Extract provided>
-- BEGIN --

Under Chapter 26, section 15 of the Code on Judicial Procedure, the
Court of Appeal shall hold an oral hearing if the credibility of the
testimony admitted in the District Court is an issue. In the instant
case the appellate court was called upon to examine the case as to
both the facts and the law. The applicant denied the facts upon which
the charge against him was founded, requesting an oral hearing in
order to elucidate the relevant events. The Court of Appeal had to
make a full assessment of the applicant’s guilt or innocence as
the applicant throughout the proceedings had denied any intention of
threatening the police officers. For the Court of Appeal the crucial
question concerned the credibility of the statements of the persons
involved. Nevertheless, the Court of Appeal decided, without a public
hearing, to confirm the District Court’s conviction. The Court
finds that in the circumstances of the instant case the question of
the applicant’s intention and the credibility of the statements
could not, as a matter of fair trial, have been properly determined
without a direct assessment of the evidence given in person by the
applicant and by the police officer M.H.
27. Accordingly,
there has been a violation of Article 6 § 1 of the Convention as
regards the refusal to hold an oral hearing at the appellate stage.
- In
view of the Court of Appeal’s firm conclusion that an oral
hearing could be dispensed with, the Court considers that it is not
necessary to examine separately whether the rights of the defence
were disrespected by reason of the Court of Appeal’s refusal to
hear S.H. as a witness.
II. APPLICATION OF ARTICLE 41 OF THE CONVENTION
- Article 41 of the Convention provides:
“If the Court finds that there has been a
violation of the Convention or the Protocols thereto, and if the
internal law of the High Contracting Party concerned allows only
partial reparation to be made, the Court shall, if necessary, afford
just satisfaction to the injured party.”
A. Damage
- The
applicant asked the Court to award him 8,500 euros (EUR) for damages,
without specifying whether it was to compensate pecuniary or
non-pecuniary damage.
- The
Government accepted that the applicant should be awarded reasonable
compensation should the Court find a violation of Article 6 of
the Convention. However, the Government found the sum claimed by the
applicant excessive. In their view, the amount to be awarded should
not exceed EUR 1,500.
- The
Court cannot speculate as to what the outcome of the proceedings
before the Court of Appeal would have been if the latter had held an
oral hearing. Accordingly, no pecuniary damage can be awarded (see
Bakker v. Austria, no. 43454/98, § 36, 10
April 2003). However, the Court is satisfied that the applicant
suffered distress and frustration resulting from the above breach
which is not sufficiently compensated by the finding of a violation
of the Convention. Making its assessment on an equitable basis, the
Court awards the applicant EUR 2,000 under this head.
B. Costs and expenses
- The
applicant also claimed EUR 2,201.35 (inclusive of value-added tax,
“VAT”) for the costs and expenses incurred before the
Court. The legal aid paid by the Council of Europe amounting to EUR
850 had not been deducted before arriving at that amount.
- In
their memorial the Government considered that the applicant’s
lawyer’s invoice contained some costs that were not actually
and necessarily incurred (in a total amount of EUR 187.50).

-- END --

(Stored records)
-- BEGIN --

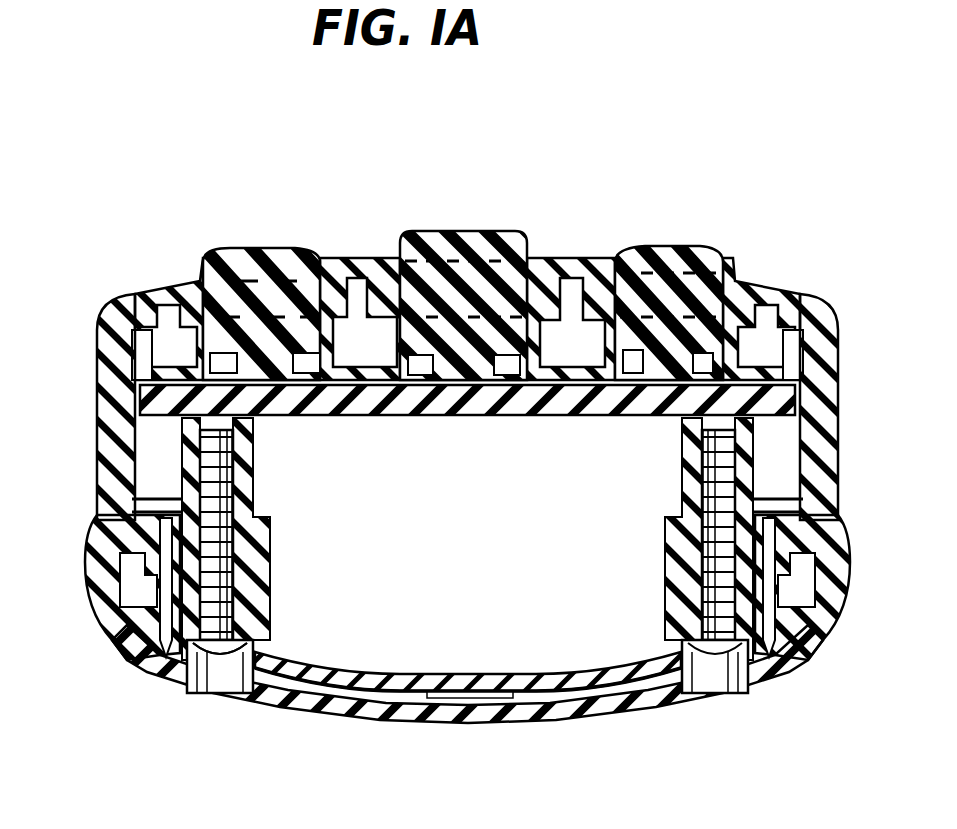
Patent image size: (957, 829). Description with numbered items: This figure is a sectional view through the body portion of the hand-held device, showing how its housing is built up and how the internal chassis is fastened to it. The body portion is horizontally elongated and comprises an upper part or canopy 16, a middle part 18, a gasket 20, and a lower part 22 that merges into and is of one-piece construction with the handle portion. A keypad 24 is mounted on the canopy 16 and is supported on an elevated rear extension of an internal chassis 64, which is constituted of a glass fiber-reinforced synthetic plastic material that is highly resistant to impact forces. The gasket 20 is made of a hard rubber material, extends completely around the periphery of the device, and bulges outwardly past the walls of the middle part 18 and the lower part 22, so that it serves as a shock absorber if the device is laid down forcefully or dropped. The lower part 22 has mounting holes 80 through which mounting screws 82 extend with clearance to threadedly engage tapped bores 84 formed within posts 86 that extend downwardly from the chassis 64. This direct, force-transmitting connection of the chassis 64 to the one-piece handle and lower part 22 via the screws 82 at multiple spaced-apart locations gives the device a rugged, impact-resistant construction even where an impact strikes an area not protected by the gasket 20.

The canopy 16 is at (809, 295).
The middle part 18 is at (100, 462).
The gasket 20 is at (88, 568).
The lower part 22 is at (145, 665).
The keypad 24 is at (621, 246).
The chassis 64 is at (472, 412).
The mounting holes 80 is at (245, 685).
The mounting screws 82 is at (253, 639).
The tapped bores 84 is at (243, 499).
The posts 86 is at (240, 464).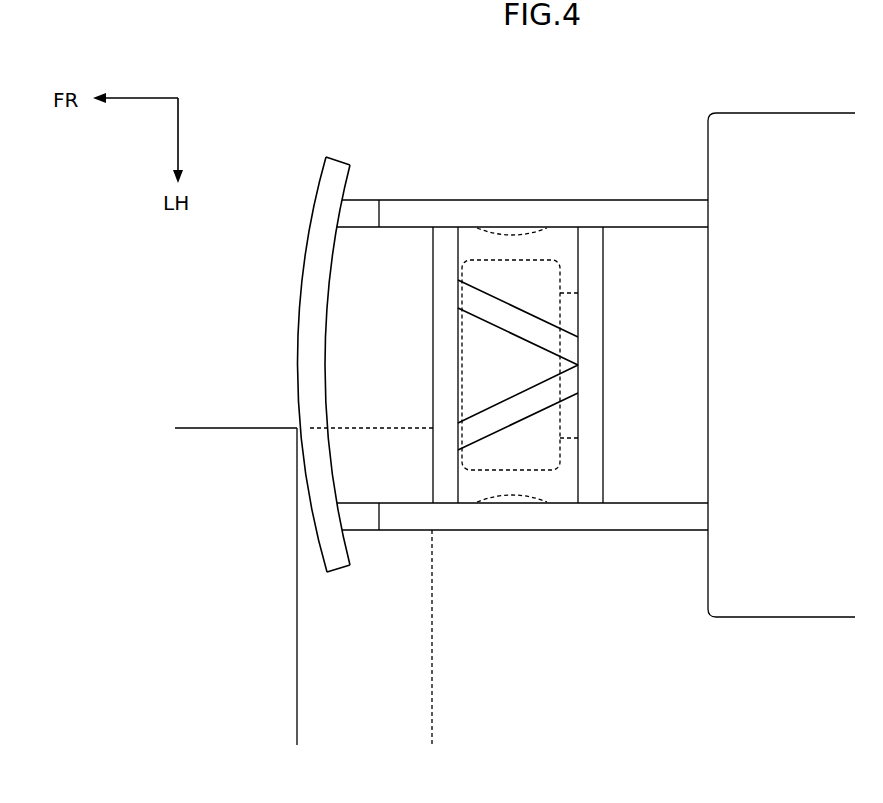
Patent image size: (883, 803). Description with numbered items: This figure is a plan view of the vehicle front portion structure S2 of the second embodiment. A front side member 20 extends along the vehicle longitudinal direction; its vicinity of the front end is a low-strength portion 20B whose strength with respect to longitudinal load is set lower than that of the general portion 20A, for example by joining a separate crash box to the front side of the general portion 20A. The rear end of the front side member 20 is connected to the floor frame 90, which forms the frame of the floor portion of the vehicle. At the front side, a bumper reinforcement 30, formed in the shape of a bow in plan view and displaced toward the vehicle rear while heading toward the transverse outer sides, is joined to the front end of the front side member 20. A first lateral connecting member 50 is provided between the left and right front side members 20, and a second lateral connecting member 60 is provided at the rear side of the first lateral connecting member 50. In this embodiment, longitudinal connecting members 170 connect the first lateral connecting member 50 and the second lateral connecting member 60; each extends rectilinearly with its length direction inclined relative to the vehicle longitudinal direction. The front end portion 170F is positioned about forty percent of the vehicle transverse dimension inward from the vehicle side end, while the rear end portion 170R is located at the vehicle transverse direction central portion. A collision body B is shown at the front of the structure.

The front side member 20 is at (522, 366).
The general portion 20A is at (568, 199).
The low-strength portion 20B is at (361, 208).
The bumper reinforcement 30 is at (288, 366).
The first lateral connecting member 50 is at (432, 370).
The second lateral connecting member 60 is at (605, 360).
The floor frame 90 is at (798, 371).
The longitudinal connecting member 170 is at (566, 365).
The front end portion 170F is at (462, 282).
The rear end portion 170R is at (577, 334).
The vehicle front portion structure S2 is at (620, 131).
The collision body B is at (222, 574).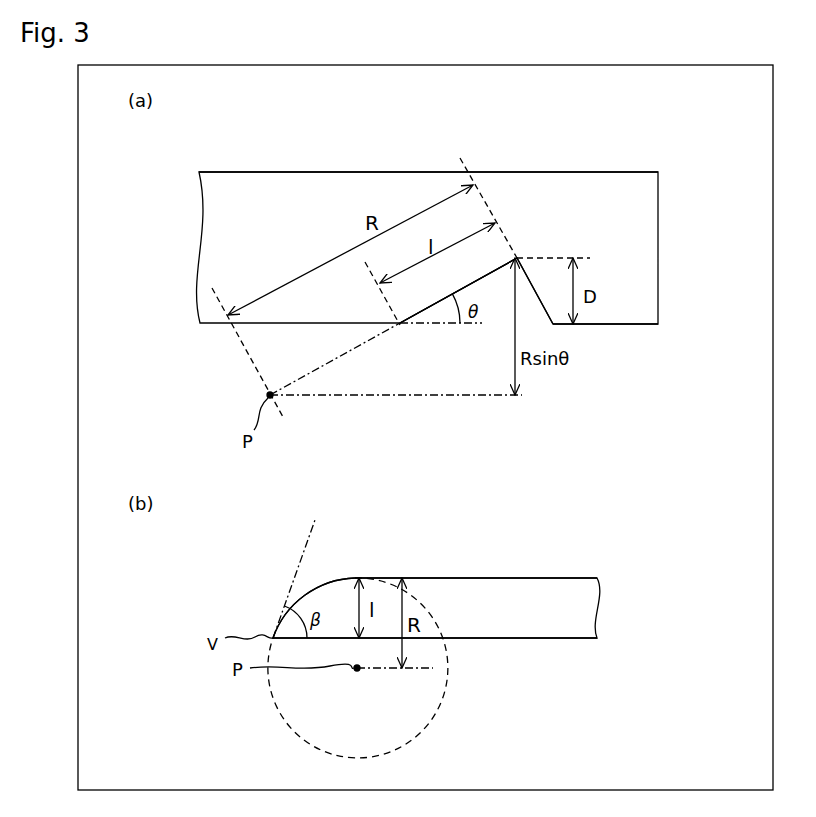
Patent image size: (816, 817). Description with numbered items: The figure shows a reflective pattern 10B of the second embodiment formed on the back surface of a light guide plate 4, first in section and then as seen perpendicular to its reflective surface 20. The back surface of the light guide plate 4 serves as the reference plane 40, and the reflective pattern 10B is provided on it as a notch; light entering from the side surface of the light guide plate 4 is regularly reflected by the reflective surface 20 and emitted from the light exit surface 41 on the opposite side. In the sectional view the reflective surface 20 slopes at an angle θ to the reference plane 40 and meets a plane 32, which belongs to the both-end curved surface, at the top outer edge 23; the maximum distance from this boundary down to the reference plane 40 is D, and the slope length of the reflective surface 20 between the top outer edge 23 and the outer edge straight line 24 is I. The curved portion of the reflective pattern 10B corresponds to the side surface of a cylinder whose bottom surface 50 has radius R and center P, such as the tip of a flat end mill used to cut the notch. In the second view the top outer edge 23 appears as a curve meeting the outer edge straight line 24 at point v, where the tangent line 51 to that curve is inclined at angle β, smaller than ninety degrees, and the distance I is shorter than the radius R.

The light guide plate 4 is at (587, 172).
The light exit surface 41 is at (640, 172).
The reference plane 40 is at (640, 325).
The plane 32 is at (540, 287).
The reflective pattern 10B is at (430, 310).
The reflective surface 20 is at (497, 270).
The top outer edge 23 is at (497, 578).
The outer edge straight line 24 is at (538, 640).
The bottom surface of the cylinder 50 is at (441, 700).
The tangent line 51 is at (301, 548).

-- END --

Exercise set>
A. Turn the paragraph of the judgment excerpt that begins "The Court cannot speculate" into a short bulleted list that keeps its main facts.
B. Translate this sentence from the judgment excerpt into Spanish: "However, the Government found the sum claimed by the applicant excessive."
Work only from the judgment excerpt and leave the records aside.

Solutions to the exercise>
A.
- The Court cannot speculate on what the Court of Appeal would have decided if it had held an oral hearing.
- For that reason, it awards no pecuniary damage (see Bakker v. Austria, no. 43454/98, § 36, 10 April 2003).
- The applicant suffered distress and frustration from the breach, and the finding of a violation alone does not sufficiently compensate this.
- Assessing on an equitable basis, the Court awards the applicant EUR 2,000 under this head.

B. Sin embargo, el Gobierno consideró excesiva la suma reclamada por el demandante.